**STATED GOAL:** Reproduce the listing word for word. Skip any image.

**ROWS:**
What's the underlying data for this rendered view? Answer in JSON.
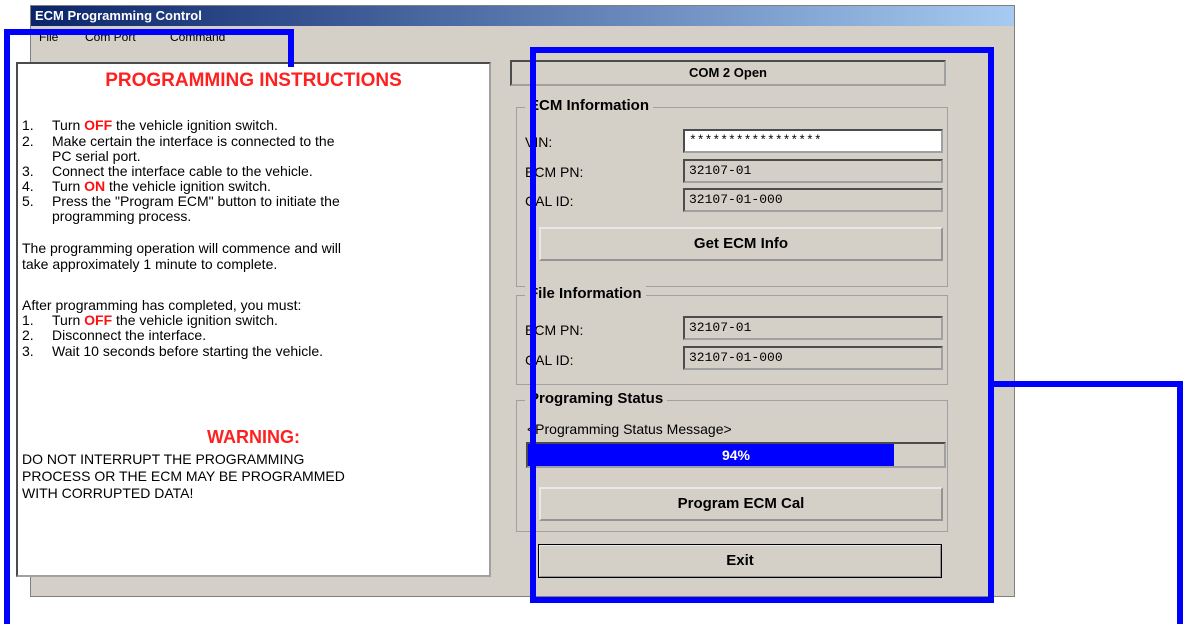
{
  "window": {
    "title": "ECM Programming Control"
  },
  "menu": [
    "File",
    "Com Port",
    "Command"
  ],
  "instructions": {
    "heading": "PROGRAMMING INSTRUCTIONS",
    "steps": [
      {
        "num": "1.",
        "pre": "Turn ",
        "emph": "OFF",
        "post": " the vehicle ignition switch."
      },
      {
        "num": "2.",
        "text": "Make certain the interface is connected to the"
      },
      {
        "num": "",
        "text": "PC serial port."
      },
      {
        "num": "3.",
        "text": "Connect the interface cable to the vehicle."
      },
      {
        "num": "4.",
        "pre": "Turn ",
        "emph": "ON",
        "post": " the vehicle ignition switch."
      },
      {
        "num": "5.",
        "text": "Press the \"Program ECM\" button to initiate the"
      },
      {
        "num": "",
        "text": "programming process."
      }
    ],
    "note_lines": [
      "The programming operation will commence and will",
      "take approximately 1 minute to complete."
    ],
    "after_heading": "After programming has completed, you must:",
    "after_steps": [
      {
        "num": "1.",
        "pre": "Turn ",
        "emph": "OFF",
        "post": " the vehicle ignition switch."
      },
      {
        "num": "2.",
        "text": "Disconnect the interface."
      },
      {
        "num": "3.",
        "text": "Wait 10 seconds before starting the vehicle."
      }
    ],
    "warning_heading": "WARNING:",
    "warning_lines": [
      "DO NOT INTERRUPT THE PROGRAMMING",
      "PROCESS OR THE ECM MAY BE PROGRAMMED",
      "WITH CORRUPTED DATA!"
    ]
  },
  "com_status": "COM 2 Open",
  "ecm_info": {
    "title": "ECM Information",
    "vin_label": "VIN:",
    "vin_value": "*****************",
    "pn_label": "ECM PN:",
    "pn_value": "32107-01",
    "cal_label": "CAL ID:",
    "cal_value": "32107-01-000",
    "button": "Get ECM Info"
  },
  "file_info": {
    "title": "File Information",
    "pn_label": "ECM PN:",
    "pn_value": "32107-01",
    "cal_label": "CAL ID:",
    "cal_value": "32107-01-000"
  },
  "status": {
    "title": "Programing Status",
    "message": "<Programming Status Message>",
    "progress_text": "94%",
    "progress_fraction": 0.88,
    "program_button": "Program ECM Cal"
  },
  "exit_button": "Exit",
  "colors": {
    "highlight": "#0000ff",
    "progress": "#0000ff",
    "warning": "#ff1010",
    "face": "#d4d0c8"
  }
}
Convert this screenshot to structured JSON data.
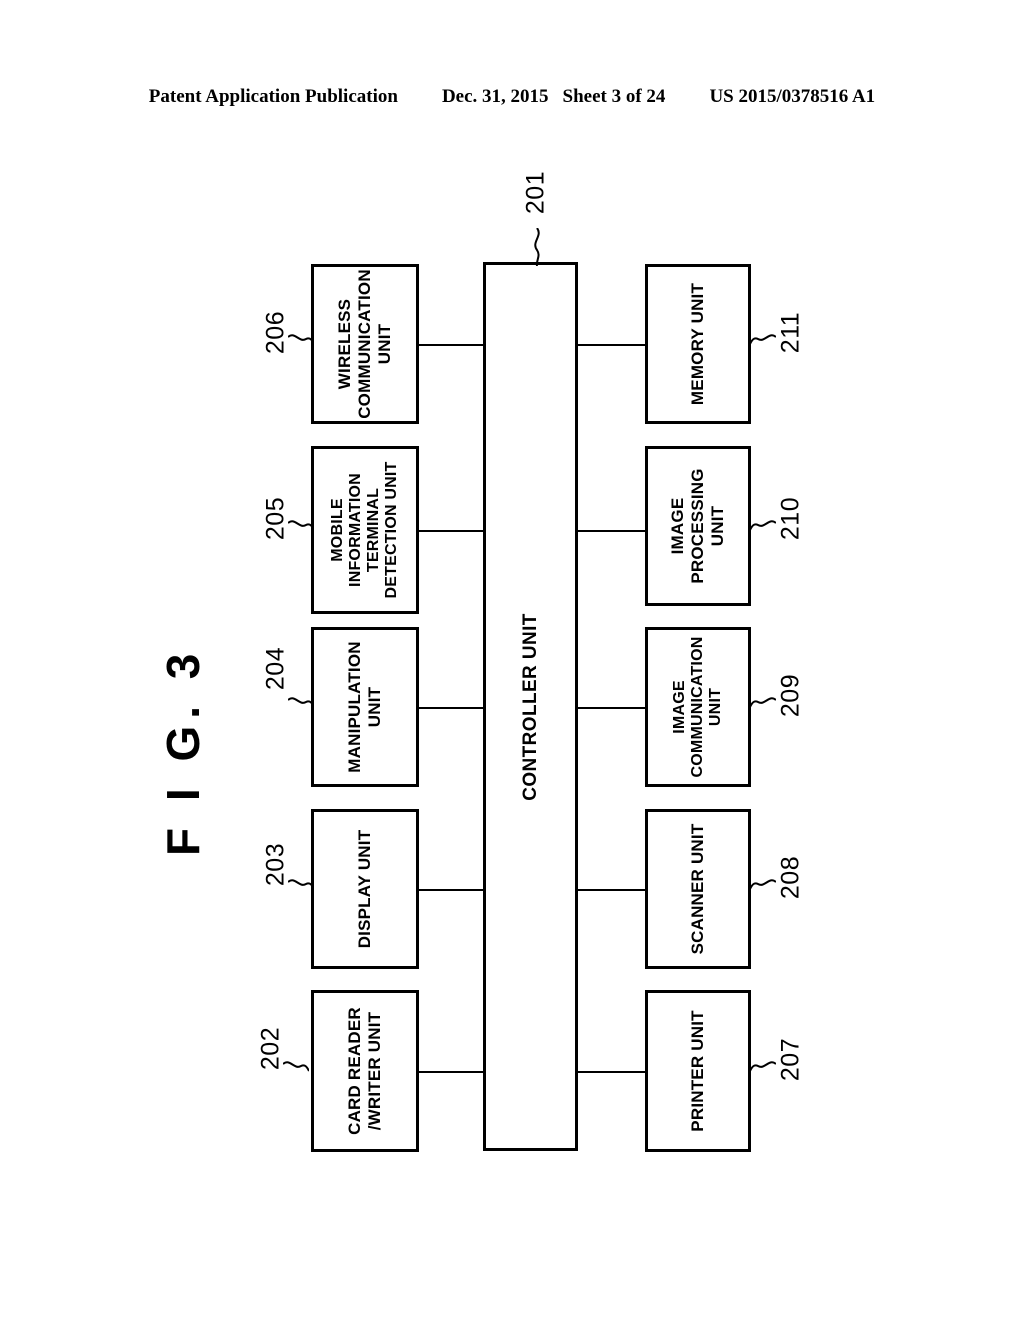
{
  "header": {
    "publication": "Patent Application Publication",
    "date": "Dec. 31, 2015",
    "sheet": "Sheet 3 of 24",
    "patent_number": "US 2015/0378516 A1"
  },
  "figure": {
    "title": "F I G.  3",
    "orientation": "landscape-rotated-90ccw",
    "type": "block-diagram"
  },
  "diagram": {
    "central_unit": {
      "ref": "201",
      "label": "CONTROLLER UNIT"
    },
    "left_column": [
      {
        "ref": "206",
        "label": "WIRELESS\nCOMMUNICATION\nUNIT"
      },
      {
        "ref": "205",
        "label": "MOBILE\nINFORMATION\nTERMINAL\nDETECTION UNIT"
      },
      {
        "ref": "204",
        "label": "MANIPULATION\nUNIT"
      },
      {
        "ref": "203",
        "label": "DISPLAY UNIT"
      },
      {
        "ref": "202",
        "label": "CARD READER\n/WRITER UNIT"
      }
    ],
    "right_column": [
      {
        "ref": "211",
        "label": "MEMORY UNIT"
      },
      {
        "ref": "210",
        "label": "IMAGE\nPROCESSING\nUNIT"
      },
      {
        "ref": "209",
        "label": "IMAGE\nCOMMUNICATION\nUNIT"
      },
      {
        "ref": "208",
        "label": "SCANNER UNIT"
      },
      {
        "ref": "207",
        "label": "PRINTER UNIT"
      }
    ]
  },
  "colors": {
    "ink": "#000000",
    "paper": "#ffffff"
  }
}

**WRITTEN REPLY:**
What's the underlying data for this rendered view? Answer in JSON.
{
  "window": {
    "title": "ECM Programming Control"
  },
  "menu": [
    "File",
    "Com Port",
    "Command"
  ],
  "instructions": {
    "heading": "PROGRAMMING INSTRUCTIONS",
    "steps": [
      {
        "num": "1.",
        "pre": "Turn ",
        "emph": "OFF",
        "post": " the vehicle ignition switch."
      },
      {
        "num": "2.",
        "text": "Make certain the interface is connected to the"
      },
      {
        "num": "",
        "text": "PC serial port."
      },
      {
        "num": "3.",
        "text": "Connect the interface cable to the vehicle."
      },
      {
        "num": "4.",
        "pre": "Turn ",
        "emph": "ON",
        "post": " the vehicle ignition switch."
      },
      {
        "num": "5.",
        "text": "Press the \"Program ECM\" button to initiate the"
      },
      {
        "num": "",
        "text": "programming process."
      }
    ],
    "note_lines": [
      "The programming operation will commence and will",
      "take approximately 1 minute to complete."
    ],
    "after_heading": "After programming has completed, you must:",
    "after_steps": [
      {
        "num": "1.",
        "pre": "Turn ",
        "emph": "OFF",
        "post": " the vehicle ignition switch."
      },
      {
        "num": "2.",
        "text": "Disconnect the interface."
      },
      {
        "num": "3.",
        "text": "Wait 10 seconds before starting the vehicle."
      }
    ],
    "warning_heading": "WARNING:",
    "warning_lines": [
      "DO NOT INTERRUPT THE PROGRAMMING",
      "PROCESS OR THE ECM MAY BE PROGRAMMED",
      "WITH CORRUPTED DATA!"
    ]
  },
  "com_status": "COM 2 Open",
  "ecm_info": {
    "title": "ECM Information",
    "vin_label": "VIN:",
    "vin_value": "*****************",
    "pn_label": "ECM PN:",
    "pn_value": "32107-01",
    "cal_label": "CAL ID:",
    "cal_value": "32107-01-000",
    "button": "Get ECM Info"
  },
  "file_info": {
    "title": "File Information",
    "pn_label": "ECM PN:",
    "pn_value": "32107-01",
    "cal_label": "CAL ID:",
    "cal_value": "32107-01-000"
  },
  "status": {
    "title": "Programing Status",
    "message": "<Programming Status Message>",
    "progress_text": "94%",
    "progress_fraction": 0.88,
    "program_button": "Program ECM Cal"
  },
  "exit_button": "Exit",
  "colors": {
    "highlight": "#0000ff",
    "progress": "#0000ff",
    "warning": "#ff1010",
    "face": "#d4d0c8"
  }
}
Convert this screenshot to structured JSON data.
{
  "header": {
    "publication": "Patent Application Publication",
    "date": "Dec. 31, 2015",
    "sheet": "Sheet 3 of 24",
    "patent_number": "US 2015/0378516 A1"
  },
  "figure": {
    "title": "F I G.  3",
    "orientation": "landscape-rotated-90ccw",
    "type": "block-diagram"
  },
  "diagram": {
    "central_unit": {
      "ref": "201",
      "label": "CONTROLLER UNIT"
    },
    "left_column": [
      {
        "ref": "206",
        "label": "WIRELESS\nCOMMUNICATION\nUNIT"
      },
      {
        "ref": "205",
        "label": "MOBILE\nINFORMATION\nTERMINAL\nDETECTION UNIT"
      },
      {
        "ref": "204",
        "label": "MANIPULATION\nUNIT"
      },
      {
        "ref": "203",
        "label": "DISPLAY UNIT"
      },
      {
        "ref": "202",
        "label": "CARD READER\n/WRITER UNIT"
      }
    ],
    "right_column": [
      {
        "ref": "211",
        "label": "MEMORY UNIT"
      },
      {
        "ref": "210",
        "label": "IMAGE\nPROCESSING\nUNIT"
      },
      {
        "ref": "209",
        "label": "IMAGE\nCOMMUNICATION\nUNIT"
      },
      {
        "ref": "208",
        "label": "SCANNER UNIT"
      },
      {
        "ref": "207",
        "label": "PRINTER UNIT"
      }
    ]
  },
  "colors": {
    "ink": "#000000",
    "paper": "#ffffff"
  }
}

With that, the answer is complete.